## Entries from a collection
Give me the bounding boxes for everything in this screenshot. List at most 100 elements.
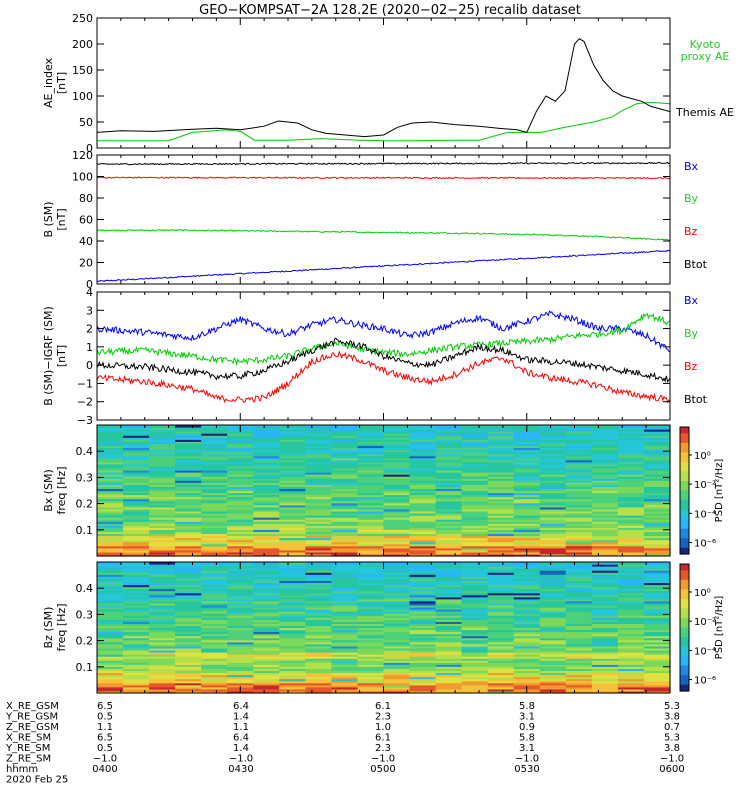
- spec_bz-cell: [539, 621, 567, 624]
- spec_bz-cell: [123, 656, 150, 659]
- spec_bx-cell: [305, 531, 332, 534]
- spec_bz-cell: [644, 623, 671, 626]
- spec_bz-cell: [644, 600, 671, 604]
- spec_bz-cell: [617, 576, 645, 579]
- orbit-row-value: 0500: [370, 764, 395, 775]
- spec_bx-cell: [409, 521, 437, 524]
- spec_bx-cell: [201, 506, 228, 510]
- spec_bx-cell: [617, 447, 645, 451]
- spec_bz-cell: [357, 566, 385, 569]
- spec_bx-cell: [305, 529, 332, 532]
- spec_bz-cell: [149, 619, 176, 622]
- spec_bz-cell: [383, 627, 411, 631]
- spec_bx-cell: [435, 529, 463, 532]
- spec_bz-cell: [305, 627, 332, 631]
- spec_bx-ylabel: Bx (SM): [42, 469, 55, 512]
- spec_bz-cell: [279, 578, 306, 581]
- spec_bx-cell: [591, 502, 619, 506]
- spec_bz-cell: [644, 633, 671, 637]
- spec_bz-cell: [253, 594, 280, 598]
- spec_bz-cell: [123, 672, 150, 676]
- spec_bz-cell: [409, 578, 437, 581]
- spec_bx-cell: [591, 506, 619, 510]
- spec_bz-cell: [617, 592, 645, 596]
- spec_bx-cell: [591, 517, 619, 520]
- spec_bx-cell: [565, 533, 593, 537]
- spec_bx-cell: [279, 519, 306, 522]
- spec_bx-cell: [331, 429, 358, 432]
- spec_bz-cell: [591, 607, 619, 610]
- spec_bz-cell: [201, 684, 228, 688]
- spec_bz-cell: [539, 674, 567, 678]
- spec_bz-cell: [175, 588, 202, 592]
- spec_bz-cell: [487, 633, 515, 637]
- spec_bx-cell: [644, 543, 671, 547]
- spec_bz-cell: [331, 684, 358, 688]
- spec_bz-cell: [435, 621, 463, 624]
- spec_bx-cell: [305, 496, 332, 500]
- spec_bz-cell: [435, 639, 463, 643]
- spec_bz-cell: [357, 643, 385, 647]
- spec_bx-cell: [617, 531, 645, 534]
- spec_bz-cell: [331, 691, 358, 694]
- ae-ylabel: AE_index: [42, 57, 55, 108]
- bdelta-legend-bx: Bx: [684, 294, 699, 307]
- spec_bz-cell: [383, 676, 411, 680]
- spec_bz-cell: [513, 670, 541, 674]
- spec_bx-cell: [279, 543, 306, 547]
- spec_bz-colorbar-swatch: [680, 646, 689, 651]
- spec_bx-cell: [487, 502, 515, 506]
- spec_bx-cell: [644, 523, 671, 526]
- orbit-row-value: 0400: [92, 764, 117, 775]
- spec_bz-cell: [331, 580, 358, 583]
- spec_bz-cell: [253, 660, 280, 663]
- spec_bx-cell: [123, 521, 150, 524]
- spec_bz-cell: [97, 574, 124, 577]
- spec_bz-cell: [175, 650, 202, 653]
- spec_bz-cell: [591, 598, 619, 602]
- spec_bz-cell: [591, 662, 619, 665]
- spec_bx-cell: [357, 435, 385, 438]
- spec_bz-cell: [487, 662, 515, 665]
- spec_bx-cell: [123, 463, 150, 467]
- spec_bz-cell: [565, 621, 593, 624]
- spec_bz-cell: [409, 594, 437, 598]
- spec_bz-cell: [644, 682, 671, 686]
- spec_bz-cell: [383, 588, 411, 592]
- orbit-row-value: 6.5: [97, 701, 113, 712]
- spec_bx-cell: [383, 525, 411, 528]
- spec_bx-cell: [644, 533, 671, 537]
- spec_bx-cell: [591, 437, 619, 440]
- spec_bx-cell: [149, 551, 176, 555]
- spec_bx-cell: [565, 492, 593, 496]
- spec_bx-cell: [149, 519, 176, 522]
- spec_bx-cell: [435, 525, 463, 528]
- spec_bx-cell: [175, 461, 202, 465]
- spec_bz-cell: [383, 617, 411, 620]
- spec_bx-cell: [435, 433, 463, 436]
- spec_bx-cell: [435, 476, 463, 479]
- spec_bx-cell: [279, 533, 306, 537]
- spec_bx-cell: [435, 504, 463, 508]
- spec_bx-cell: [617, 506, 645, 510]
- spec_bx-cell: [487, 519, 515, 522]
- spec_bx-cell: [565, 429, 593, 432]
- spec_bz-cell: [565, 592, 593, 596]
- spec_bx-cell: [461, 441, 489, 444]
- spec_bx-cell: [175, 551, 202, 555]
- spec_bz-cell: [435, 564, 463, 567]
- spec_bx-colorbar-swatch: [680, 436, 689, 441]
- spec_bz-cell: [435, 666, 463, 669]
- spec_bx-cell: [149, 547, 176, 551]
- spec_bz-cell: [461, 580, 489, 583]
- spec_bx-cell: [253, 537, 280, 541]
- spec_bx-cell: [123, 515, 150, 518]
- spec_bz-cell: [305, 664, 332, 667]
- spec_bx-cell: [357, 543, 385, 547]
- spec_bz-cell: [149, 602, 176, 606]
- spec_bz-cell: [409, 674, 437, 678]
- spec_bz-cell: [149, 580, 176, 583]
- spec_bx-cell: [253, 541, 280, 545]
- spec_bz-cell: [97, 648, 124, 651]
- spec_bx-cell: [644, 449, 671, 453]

## Problem to solve
Edit the entries above so that every instance of "orbit-row-value" reads "orbit-value", leaving everything else unchanged, and omit the pictures from your answer.

## Task response
Give me the bounding boxes for everything in this screenshot. List at most 100 elements.
- spec_bz-cell: [539, 621, 567, 624]
- spec_bz-cell: [123, 656, 150, 659]
- spec_bx-cell: [305, 531, 332, 534]
- spec_bz-cell: [644, 623, 671, 626]
- spec_bz-cell: [644, 600, 671, 604]
- spec_bz-cell: [617, 576, 645, 579]
- orbit-value: 0500: [370, 764, 395, 775]
- spec_bx-cell: [409, 521, 437, 524]
- spec_bx-cell: [201, 506, 228, 510]
- spec_bx-cell: [617, 447, 645, 451]
- spec_bz-cell: [357, 566, 385, 569]
- spec_bx-cell: [305, 529, 332, 532]
- spec_bz-cell: [149, 619, 176, 622]
- spec_bz-cell: [383, 627, 411, 631]
- spec_bx-cell: [435, 529, 463, 532]
- spec_bz-cell: [305, 627, 332, 631]
- spec_bx-ylabel: Bx (SM): [42, 469, 55, 512]
- spec_bz-cell: [279, 578, 306, 581]
- spec_bx-cell: [591, 502, 619, 506]
- spec_bz-cell: [644, 633, 671, 637]
- spec_bz-cell: [253, 594, 280, 598]
- spec_bz-cell: [123, 672, 150, 676]
- spec_bz-cell: [409, 578, 437, 581]
- spec_bx-cell: [591, 506, 619, 510]
- spec_bz-cell: [617, 592, 645, 596]
- spec_bx-cell: [591, 517, 619, 520]
- spec_bx-cell: [565, 533, 593, 537]
- spec_bx-cell: [279, 519, 306, 522]
- spec_bx-cell: [331, 429, 358, 432]
- spec_bz-cell: [591, 607, 619, 610]
- spec_bz-cell: [201, 684, 228, 688]
- spec_bz-cell: [539, 674, 567, 678]
- spec_bz-cell: [175, 588, 202, 592]
- spec_bz-cell: [487, 633, 515, 637]
- spec_bx-cell: [644, 543, 671, 547]
- spec_bz-cell: [331, 684, 358, 688]
- spec_bz-cell: [435, 621, 463, 624]
- spec_bx-cell: [305, 496, 332, 500]
- spec_bz-cell: [435, 639, 463, 643]
- spec_bz-cell: [357, 643, 385, 647]
- spec_bx-cell: [617, 531, 645, 534]
- spec_bz-cell: [331, 691, 358, 694]
- ae-ylabel: AE_index: [42, 57, 55, 108]
- bdelta-legend-bx: Bx: [684, 294, 699, 307]
- spec_bz-cell: [383, 676, 411, 680]
- spec_bz-cell: [513, 670, 541, 674]
- spec_bx-cell: [279, 543, 306, 547]
- spec_bz-colorbar-swatch: [680, 646, 689, 651]
- spec_bx-cell: [487, 502, 515, 506]
- spec_bx-cell: [644, 523, 671, 526]
- orbit-value: 0400: [92, 764, 117, 775]
- spec_bz-cell: [331, 580, 358, 583]
- spec_bz-cell: [253, 660, 280, 663]
- spec_bx-cell: [123, 521, 150, 524]
- spec_bz-cell: [97, 574, 124, 577]
- spec_bz-cell: [175, 650, 202, 653]
- spec_bz-cell: [591, 598, 619, 602]
- spec_bz-cell: [591, 662, 619, 665]
- spec_bx-cell: [357, 435, 385, 438]
- spec_bz-cell: [487, 662, 515, 665]
- spec_bx-cell: [123, 463, 150, 467]
- spec_bz-cell: [565, 621, 593, 624]
- spec_bz-cell: [409, 594, 437, 598]
- spec_bz-cell: [644, 682, 671, 686]
- spec_bz-cell: [383, 588, 411, 592]
- orbit-value: 6.5: [97, 701, 113, 712]
- spec_bx-cell: [383, 525, 411, 528]
- spec_bx-cell: [644, 533, 671, 537]
- spec_bx-cell: [591, 437, 619, 440]
- spec_bx-cell: [149, 551, 176, 555]
- spec_bx-cell: [565, 492, 593, 496]
- spec_bx-cell: [149, 519, 176, 522]
- spec_bx-cell: [435, 525, 463, 528]
- spec_bx-cell: [175, 461, 202, 465]
- spec_bz-cell: [383, 617, 411, 620]
- spec_bx-cell: [435, 433, 463, 436]
- spec_bx-cell: [435, 476, 463, 479]
- spec_bx-cell: [279, 533, 306, 537]
- spec_bx-cell: [435, 504, 463, 508]
- spec_bx-cell: [617, 506, 645, 510]
- spec_bx-cell: [487, 519, 515, 522]
- spec_bx-cell: [565, 429, 593, 432]
- spec_bz-cell: [565, 592, 593, 596]
- spec_bx-cell: [461, 441, 489, 444]
- spec_bx-cell: [175, 551, 202, 555]
- spec_bz-cell: [435, 564, 463, 567]
- spec_bx-colorbar-swatch: [680, 436, 689, 441]
- spec_bz-cell: [435, 666, 463, 669]
- spec_bx-cell: [149, 547, 176, 551]
- spec_bz-cell: [461, 580, 489, 583]
- spec_bx-cell: [253, 537, 280, 541]
- spec_bx-cell: [123, 515, 150, 518]
- spec_bz-cell: [305, 664, 332, 667]
- spec_bx-cell: [357, 543, 385, 547]
- spec_bz-cell: [149, 602, 176, 606]
- spec_bz-cell: [409, 674, 437, 678]
- spec_bz-cell: [149, 580, 176, 583]
- spec_bx-cell: [253, 541, 280, 545]
- spec_bz-cell: [97, 648, 124, 651]
- spec_bx-cell: [644, 449, 671, 453]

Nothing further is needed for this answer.